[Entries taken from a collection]

---*---

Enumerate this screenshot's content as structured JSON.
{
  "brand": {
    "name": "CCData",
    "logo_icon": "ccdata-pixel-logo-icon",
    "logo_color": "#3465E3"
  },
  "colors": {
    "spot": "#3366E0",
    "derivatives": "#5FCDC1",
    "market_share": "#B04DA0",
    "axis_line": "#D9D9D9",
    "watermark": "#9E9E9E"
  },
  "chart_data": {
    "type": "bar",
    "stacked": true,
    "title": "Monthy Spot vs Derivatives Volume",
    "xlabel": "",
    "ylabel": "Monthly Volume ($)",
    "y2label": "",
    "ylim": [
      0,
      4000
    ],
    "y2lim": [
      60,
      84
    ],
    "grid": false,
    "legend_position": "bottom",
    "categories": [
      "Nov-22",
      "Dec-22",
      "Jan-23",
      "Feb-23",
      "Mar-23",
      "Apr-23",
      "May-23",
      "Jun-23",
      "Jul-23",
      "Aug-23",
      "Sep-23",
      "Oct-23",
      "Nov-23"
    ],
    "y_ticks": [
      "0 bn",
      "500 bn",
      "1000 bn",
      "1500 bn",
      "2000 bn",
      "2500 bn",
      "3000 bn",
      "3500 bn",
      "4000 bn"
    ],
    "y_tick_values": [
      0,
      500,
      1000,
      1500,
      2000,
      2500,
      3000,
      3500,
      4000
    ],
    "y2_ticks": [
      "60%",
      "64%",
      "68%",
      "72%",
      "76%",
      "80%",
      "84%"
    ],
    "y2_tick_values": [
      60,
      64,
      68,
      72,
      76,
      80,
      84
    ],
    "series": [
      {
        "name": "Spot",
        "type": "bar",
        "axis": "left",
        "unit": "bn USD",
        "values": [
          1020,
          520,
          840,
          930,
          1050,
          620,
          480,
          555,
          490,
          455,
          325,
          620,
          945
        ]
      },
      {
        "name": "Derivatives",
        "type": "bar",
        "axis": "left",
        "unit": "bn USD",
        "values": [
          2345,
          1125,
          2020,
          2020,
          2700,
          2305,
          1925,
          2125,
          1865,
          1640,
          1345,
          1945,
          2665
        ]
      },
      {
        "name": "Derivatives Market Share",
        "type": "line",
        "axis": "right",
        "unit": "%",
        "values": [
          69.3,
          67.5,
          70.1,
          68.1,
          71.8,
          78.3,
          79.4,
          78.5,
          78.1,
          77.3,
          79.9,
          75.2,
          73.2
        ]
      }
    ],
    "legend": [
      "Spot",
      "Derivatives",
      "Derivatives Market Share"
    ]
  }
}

---*---

YOUR GOAL –
Print again each line of the listing above, exactly as it appears.

SOLUTION TO THIS PROBLEM –
Enumerate this screenshot's content as structured JSON.
{
  "brand": {
    "name": "CCData",
    "logo_icon": "ccdata-pixel-logo-icon",
    "logo_color": "#3465E3"
  },
  "colors": {
    "spot": "#3366E0",
    "derivatives": "#5FCDC1",
    "market_share": "#B04DA0",
    "axis_line": "#D9D9D9",
    "watermark": "#9E9E9E"
  },
  "chart_data": {
    "type": "bar",
    "stacked": true,
    "title": "Monthy Spot vs Derivatives Volume",
    "xlabel": "",
    "ylabel": "Monthly Volume ($)",
    "y2label": "",
    "ylim": [
      0,
      4000
    ],
    "y2lim": [
      60,
      84
    ],
    "grid": false,
    "legend_position": "bottom",
    "categories": [
      "Nov-22",
      "Dec-22",
      "Jan-23",
      "Feb-23",
      "Mar-23",
      "Apr-23",
      "May-23",
      "Jun-23",
      "Jul-23",
      "Aug-23",
      "Sep-23",
      "Oct-23",
      "Nov-23"
    ],
    "y_ticks": [
      "0 bn",
      "500 bn",
      "1000 bn",
      "1500 bn",
      "2000 bn",
      "2500 bn",
      "3000 bn",
      "3500 bn",
      "4000 bn"
    ],
    "y_tick_values": [
      0,
      500,
      1000,
      1500,
      2000,
      2500,
      3000,
      3500,
      4000
    ],
    "y2_ticks": [
      "60%",
      "64%",
      "68%",
      "72%",
      "76%",
      "80%",
      "84%"
    ],
    "y2_tick_values": [
      60,
      64,
      68,
      72,
      76,
      80,
      84
    ],
    "series": [
      {
        "name": "Spot",
        "type": "bar",
        "axis": "left",
        "unit": "bn USD",
        "values": [
          1020,
          520,
          840,
          930,
          1050,
          620,
          480,
          555,
          490,
          455,
          325,
          620,
          945
        ]
      },
      {
        "name": "Derivatives",
        "type": "bar",
        "axis": "left",
        "unit": "bn USD",
        "values": [
          2345,
          1125,
          2020,
          2020,
          2700,
          2305,
          1925,
          2125,
          1865,
          1640,
          1345,
          1945,
          2665
        ]
      },
      {
        "name": "Derivatives Market Share",
        "type": "line",
        "axis": "right",
        "unit": "%",
        "values": [
          69.3,
          67.5,
          70.1,
          68.1,
          71.8,
          78.3,
          79.4,
          78.5,
          78.1,
          77.3,
          79.9,
          75.2,
          73.2
        ]
      }
    ],
    "legend": [
      "Spot",
      "Derivatives",
      "Derivatives Market Share"
    ]
  }
}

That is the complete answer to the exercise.